***** PROVIDED DATA *****

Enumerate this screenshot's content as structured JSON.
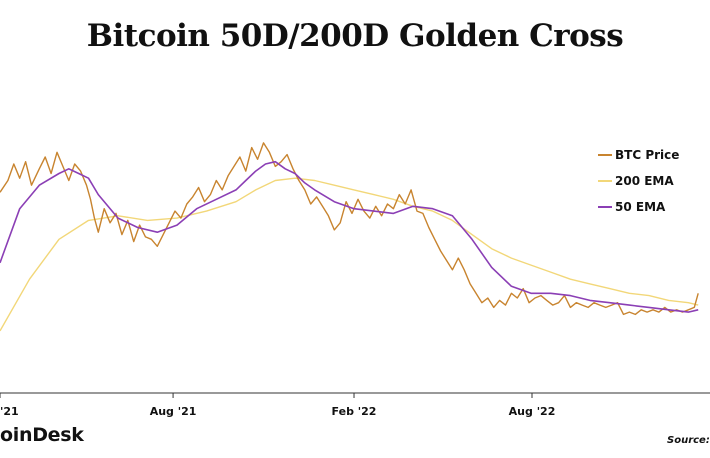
{
  "title": "Bitcoin 50D/200D Golden Cross",
  "brand": "oinDesk",
  "source": "Source: T",
  "colors": {
    "price": "#c8842f",
    "ema200": "#f2d779",
    "ema50": "#8b3fb5",
    "axis": "#333333",
    "text": "#111111"
  },
  "chart_data": {
    "type": "line",
    "title": "Bitcoin 50D/200D Golden Cross",
    "xlabel": "",
    "ylabel": "",
    "grid": false,
    "legend_position": "right",
    "x_ticks": [
      {
        "label": "'21",
        "value": 0
      },
      {
        "label": "Aug '21",
        "value": 176
      },
      {
        "label": "Feb '22",
        "value": 360
      },
      {
        "label": "Aug '22",
        "value": 541
      }
    ],
    "x_range": [
      0,
      722
    ],
    "y_range": [
      0,
      100
    ],
    "series": [
      {
        "name": "BTC Price",
        "color": "#c8842f",
        "x": [
          0,
          8,
          14,
          20,
          26,
          32,
          40,
          46,
          52,
          58,
          64,
          70,
          76,
          82,
          88,
          92,
          96,
          100,
          106,
          112,
          118,
          124,
          130,
          136,
          142,
          148,
          154,
          160,
          166,
          172,
          178,
          184,
          190,
          196,
          202,
          208,
          214,
          220,
          226,
          232,
          238,
          244,
          250,
          256,
          262,
          268,
          274,
          280,
          286,
          292,
          298,
          304,
          310,
          316,
          322,
          328,
          334,
          340,
          346,
          352,
          358,
          364,
          370,
          376,
          382,
          388,
          394,
          400,
          406,
          412,
          418,
          424,
          430,
          436,
          442,
          448,
          454,
          460,
          466,
          472,
          478,
          484,
          490,
          496,
          502,
          508,
          514,
          520,
          526,
          532,
          538,
          544,
          550,
          556,
          562,
          568,
          574,
          580,
          586,
          592,
          598,
          604,
          610,
          616,
          622,
          628,
          634,
          640,
          646,
          652,
          658,
          664,
          670,
          676,
          682,
          688,
          694,
          700,
          706,
          710
        ],
        "y": [
          65,
          70,
          77,
          71,
          78,
          68,
          75,
          80,
          73,
          82,
          76,
          70,
          77,
          74,
          68,
          62,
          54,
          48,
          58,
          52,
          56,
          47,
          53,
          44,
          51,
          46,
          45,
          42,
          47,
          52,
          57,
          54,
          60,
          63,
          67,
          61,
          64,
          70,
          66,
          72,
          76,
          80,
          74,
          84,
          79,
          86,
          82,
          76,
          78,
          81,
          75,
          70,
          66,
          60,
          63,
          59,
          55,
          49,
          52,
          61,
          56,
          62,
          57,
          54,
          59,
          55,
          60,
          58,
          64,
          60,
          66,
          57,
          56,
          50,
          45,
          40,
          36,
          32,
          37,
          32,
          26,
          22,
          18,
          20,
          16,
          19,
          17,
          22,
          20,
          24,
          18,
          20,
          21,
          19,
          17,
          18,
          21,
          16,
          18,
          17,
          16,
          18,
          17,
          16,
          17,
          18,
          13,
          14,
          13,
          15,
          14,
          15,
          14,
          16,
          14,
          15,
          14,
          15,
          16,
          22
        ]
      },
      {
        "name": "200 EMA",
        "color": "#f2d779",
        "x": [
          0,
          30,
          60,
          90,
          120,
          150,
          180,
          210,
          240,
          260,
          280,
          300,
          320,
          340,
          360,
          380,
          400,
          420,
          440,
          460,
          480,
          500,
          520,
          540,
          560,
          580,
          600,
          620,
          640,
          660,
          680,
          700,
          710
        ],
        "y": [
          6,
          28,
          45,
          53,
          55,
          53,
          54,
          57,
          61,
          66,
          70,
          71,
          70,
          68,
          66,
          64,
          62,
          59,
          57,
          53,
          47,
          41,
          37,
          34,
          31,
          28,
          26,
          24,
          22,
          21,
          19,
          18,
          17
        ]
      },
      {
        "name": "50 EMA",
        "color": "#8b3fb5",
        "x": [
          0,
          20,
          40,
          60,
          70,
          80,
          90,
          100,
          120,
          140,
          160,
          180,
          200,
          220,
          240,
          250,
          260,
          270,
          280,
          290,
          300,
          310,
          320,
          340,
          360,
          380,
          400,
          420,
          440,
          460,
          480,
          500,
          520,
          540,
          560,
          580,
          600,
          620,
          640,
          660,
          680,
          700,
          710
        ],
        "y": [
          35,
          58,
          68,
          73,
          75,
          73,
          71,
          64,
          54,
          50,
          48,
          51,
          58,
          62,
          66,
          70,
          74,
          77,
          78,
          75,
          73,
          69,
          66,
          61,
          58,
          57,
          56,
          59,
          58,
          55,
          45,
          33,
          25,
          22,
          22,
          21,
          19,
          18,
          17,
          16,
          15,
          14,
          15
        ]
      }
    ]
  }
}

*****

= EXERCISE DESCRIPTION =
Search the entries for the word "Cross" and pick out every line that holds it.

= ANSWER TO THE EXERCISE =
  "title": "Bitcoin 50D/200D Golden Cross",
    "title": "Bitcoin 50D/200D Golden Cross",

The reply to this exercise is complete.